What you need to do: Gather every line of the entries that includes the word "title".

[Stored data]
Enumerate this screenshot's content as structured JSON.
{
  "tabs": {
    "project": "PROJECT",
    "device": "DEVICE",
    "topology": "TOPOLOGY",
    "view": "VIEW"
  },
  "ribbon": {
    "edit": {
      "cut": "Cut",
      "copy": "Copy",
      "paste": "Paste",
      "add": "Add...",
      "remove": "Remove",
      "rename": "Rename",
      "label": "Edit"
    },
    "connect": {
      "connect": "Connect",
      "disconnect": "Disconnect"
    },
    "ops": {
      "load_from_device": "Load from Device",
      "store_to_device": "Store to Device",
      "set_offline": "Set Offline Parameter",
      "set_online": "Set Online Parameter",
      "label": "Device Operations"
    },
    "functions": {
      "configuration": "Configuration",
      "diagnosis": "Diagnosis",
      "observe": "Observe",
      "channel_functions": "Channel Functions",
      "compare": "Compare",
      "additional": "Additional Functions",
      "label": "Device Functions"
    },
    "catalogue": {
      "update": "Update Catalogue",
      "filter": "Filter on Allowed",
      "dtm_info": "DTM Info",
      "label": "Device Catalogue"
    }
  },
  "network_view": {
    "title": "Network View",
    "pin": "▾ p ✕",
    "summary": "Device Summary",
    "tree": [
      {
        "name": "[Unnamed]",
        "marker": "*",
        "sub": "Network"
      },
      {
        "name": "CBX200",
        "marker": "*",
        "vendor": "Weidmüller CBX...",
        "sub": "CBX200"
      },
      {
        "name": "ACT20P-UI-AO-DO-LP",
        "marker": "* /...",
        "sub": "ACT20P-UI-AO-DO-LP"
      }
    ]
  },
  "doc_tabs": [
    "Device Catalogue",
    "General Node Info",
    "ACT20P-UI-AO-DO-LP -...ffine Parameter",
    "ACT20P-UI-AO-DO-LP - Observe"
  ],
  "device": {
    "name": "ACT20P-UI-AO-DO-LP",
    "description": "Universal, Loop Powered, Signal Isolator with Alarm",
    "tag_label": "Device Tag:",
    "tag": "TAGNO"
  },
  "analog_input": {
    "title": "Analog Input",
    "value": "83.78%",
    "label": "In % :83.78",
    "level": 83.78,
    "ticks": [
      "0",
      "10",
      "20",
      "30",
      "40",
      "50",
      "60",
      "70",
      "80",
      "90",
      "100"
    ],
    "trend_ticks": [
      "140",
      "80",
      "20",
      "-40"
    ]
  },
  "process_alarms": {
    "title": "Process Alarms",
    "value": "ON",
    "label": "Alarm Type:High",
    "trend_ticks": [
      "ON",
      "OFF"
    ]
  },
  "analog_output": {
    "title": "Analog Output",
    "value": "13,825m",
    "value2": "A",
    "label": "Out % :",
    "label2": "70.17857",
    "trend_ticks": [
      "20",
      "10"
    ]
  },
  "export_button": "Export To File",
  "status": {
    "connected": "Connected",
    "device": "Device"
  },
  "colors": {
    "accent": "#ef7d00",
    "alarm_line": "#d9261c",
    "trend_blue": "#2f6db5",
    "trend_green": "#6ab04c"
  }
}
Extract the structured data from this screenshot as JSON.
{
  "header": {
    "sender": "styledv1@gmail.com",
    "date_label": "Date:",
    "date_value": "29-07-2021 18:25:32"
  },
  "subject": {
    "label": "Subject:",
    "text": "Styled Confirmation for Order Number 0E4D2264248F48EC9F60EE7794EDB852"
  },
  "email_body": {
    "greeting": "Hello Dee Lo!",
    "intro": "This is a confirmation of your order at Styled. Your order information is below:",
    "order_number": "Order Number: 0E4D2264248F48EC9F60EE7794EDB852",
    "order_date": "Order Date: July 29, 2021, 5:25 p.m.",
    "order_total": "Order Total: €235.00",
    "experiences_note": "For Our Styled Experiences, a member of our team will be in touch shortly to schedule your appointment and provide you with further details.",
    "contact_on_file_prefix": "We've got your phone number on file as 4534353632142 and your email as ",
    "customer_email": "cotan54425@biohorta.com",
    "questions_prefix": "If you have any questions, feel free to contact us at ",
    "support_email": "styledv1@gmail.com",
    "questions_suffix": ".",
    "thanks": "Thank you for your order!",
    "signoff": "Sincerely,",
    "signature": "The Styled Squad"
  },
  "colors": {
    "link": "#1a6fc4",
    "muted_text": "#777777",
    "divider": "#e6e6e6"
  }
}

Solved exercise:
    "title": "Network View",
    "title": "Analog Input",
    "title": "Process Alarms",
    "title": "Analog Output",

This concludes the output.